Stated task:
Only a number is expected: how many lines in the data below contain the word "used".

Records provided:
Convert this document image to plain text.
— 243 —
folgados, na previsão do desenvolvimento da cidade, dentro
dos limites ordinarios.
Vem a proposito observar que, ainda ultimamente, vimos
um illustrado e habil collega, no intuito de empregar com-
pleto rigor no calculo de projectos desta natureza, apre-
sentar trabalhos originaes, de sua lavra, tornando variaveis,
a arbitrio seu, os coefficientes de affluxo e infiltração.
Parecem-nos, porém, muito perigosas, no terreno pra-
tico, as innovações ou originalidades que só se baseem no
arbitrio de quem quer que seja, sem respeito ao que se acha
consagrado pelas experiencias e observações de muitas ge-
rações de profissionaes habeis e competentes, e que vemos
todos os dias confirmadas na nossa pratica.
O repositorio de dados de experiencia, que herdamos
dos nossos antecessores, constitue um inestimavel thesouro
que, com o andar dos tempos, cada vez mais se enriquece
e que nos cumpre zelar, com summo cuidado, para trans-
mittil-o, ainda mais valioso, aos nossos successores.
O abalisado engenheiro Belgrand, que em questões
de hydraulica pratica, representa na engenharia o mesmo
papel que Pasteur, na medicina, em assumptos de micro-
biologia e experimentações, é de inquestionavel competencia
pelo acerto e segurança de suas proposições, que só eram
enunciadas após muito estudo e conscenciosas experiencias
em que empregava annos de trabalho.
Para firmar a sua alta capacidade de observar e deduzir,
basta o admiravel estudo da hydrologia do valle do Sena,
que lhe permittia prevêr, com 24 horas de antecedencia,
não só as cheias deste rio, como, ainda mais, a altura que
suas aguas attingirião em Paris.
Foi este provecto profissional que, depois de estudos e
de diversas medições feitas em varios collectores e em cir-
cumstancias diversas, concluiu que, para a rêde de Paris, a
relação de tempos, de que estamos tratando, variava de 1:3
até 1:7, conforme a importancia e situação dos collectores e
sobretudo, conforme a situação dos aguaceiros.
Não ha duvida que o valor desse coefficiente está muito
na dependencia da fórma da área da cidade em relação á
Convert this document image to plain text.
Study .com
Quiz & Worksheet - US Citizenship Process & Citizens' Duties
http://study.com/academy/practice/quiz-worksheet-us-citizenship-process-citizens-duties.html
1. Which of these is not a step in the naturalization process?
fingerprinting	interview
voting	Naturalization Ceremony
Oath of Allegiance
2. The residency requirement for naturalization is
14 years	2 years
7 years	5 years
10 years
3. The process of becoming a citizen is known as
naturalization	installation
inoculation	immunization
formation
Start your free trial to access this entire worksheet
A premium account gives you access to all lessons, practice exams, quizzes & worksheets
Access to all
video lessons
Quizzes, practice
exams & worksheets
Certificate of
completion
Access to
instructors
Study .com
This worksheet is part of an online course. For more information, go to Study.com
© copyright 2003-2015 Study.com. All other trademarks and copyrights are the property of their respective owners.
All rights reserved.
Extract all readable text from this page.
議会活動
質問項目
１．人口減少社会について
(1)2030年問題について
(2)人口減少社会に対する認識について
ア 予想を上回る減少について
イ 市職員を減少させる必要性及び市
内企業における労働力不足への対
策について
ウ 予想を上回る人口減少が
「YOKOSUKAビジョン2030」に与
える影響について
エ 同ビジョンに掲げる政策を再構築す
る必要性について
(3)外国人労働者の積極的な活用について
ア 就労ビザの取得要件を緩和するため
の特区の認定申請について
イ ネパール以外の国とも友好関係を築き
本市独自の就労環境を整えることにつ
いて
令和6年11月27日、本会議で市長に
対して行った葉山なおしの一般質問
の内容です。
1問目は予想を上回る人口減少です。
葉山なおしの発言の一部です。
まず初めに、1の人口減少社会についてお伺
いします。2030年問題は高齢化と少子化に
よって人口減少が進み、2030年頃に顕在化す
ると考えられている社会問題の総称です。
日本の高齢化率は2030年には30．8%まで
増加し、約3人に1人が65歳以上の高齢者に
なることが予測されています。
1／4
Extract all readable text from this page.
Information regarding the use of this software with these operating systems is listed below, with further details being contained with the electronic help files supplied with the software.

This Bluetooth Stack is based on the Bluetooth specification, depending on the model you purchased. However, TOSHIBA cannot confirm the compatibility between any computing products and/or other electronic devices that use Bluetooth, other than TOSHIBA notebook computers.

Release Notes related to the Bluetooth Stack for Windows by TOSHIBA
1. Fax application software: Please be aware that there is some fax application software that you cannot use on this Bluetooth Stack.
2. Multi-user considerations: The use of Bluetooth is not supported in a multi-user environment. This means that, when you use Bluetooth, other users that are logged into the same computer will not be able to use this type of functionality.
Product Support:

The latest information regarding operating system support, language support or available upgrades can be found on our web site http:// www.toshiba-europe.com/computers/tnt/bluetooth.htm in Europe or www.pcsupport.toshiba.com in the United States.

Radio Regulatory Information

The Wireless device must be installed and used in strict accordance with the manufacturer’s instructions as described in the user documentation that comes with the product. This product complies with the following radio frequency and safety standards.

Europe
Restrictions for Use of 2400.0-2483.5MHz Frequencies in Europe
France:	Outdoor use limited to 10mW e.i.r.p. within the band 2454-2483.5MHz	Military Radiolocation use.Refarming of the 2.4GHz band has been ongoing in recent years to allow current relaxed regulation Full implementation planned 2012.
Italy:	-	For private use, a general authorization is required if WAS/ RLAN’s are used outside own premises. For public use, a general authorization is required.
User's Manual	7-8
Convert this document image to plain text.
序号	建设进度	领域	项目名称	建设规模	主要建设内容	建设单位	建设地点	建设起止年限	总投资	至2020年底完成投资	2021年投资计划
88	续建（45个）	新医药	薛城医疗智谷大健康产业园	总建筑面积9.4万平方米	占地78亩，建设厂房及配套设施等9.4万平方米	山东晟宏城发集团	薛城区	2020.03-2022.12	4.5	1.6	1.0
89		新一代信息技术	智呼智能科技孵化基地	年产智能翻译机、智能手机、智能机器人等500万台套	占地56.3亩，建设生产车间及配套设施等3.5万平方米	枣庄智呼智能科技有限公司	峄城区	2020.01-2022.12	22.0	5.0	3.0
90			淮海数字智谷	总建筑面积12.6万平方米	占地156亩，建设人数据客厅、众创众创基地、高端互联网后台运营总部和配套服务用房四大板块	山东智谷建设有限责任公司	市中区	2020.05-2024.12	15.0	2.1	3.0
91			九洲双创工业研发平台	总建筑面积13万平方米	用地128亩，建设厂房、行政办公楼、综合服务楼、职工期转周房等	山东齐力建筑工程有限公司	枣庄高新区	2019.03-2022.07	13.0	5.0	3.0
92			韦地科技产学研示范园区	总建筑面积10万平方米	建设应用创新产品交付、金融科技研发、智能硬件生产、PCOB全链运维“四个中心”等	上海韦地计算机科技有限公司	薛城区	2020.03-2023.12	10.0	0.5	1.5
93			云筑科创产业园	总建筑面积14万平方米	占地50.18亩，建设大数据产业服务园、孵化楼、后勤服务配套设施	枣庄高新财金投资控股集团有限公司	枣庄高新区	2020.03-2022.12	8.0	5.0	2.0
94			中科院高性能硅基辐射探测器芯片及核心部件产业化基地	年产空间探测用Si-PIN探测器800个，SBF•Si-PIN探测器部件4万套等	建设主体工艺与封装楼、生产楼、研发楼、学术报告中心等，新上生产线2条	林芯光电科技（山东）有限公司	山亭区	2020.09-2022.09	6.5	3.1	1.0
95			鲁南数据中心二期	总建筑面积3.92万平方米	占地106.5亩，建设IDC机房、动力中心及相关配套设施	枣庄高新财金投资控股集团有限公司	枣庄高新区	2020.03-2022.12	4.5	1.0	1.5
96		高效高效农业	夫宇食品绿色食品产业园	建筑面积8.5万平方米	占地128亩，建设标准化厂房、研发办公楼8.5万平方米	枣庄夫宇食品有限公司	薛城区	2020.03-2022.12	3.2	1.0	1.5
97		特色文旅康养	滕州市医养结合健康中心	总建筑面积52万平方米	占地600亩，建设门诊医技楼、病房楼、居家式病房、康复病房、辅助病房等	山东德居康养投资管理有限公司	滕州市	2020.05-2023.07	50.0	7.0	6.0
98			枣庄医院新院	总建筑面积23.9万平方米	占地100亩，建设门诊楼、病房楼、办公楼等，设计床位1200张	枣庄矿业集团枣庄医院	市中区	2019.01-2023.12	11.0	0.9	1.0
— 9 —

Reply to the exercise:
2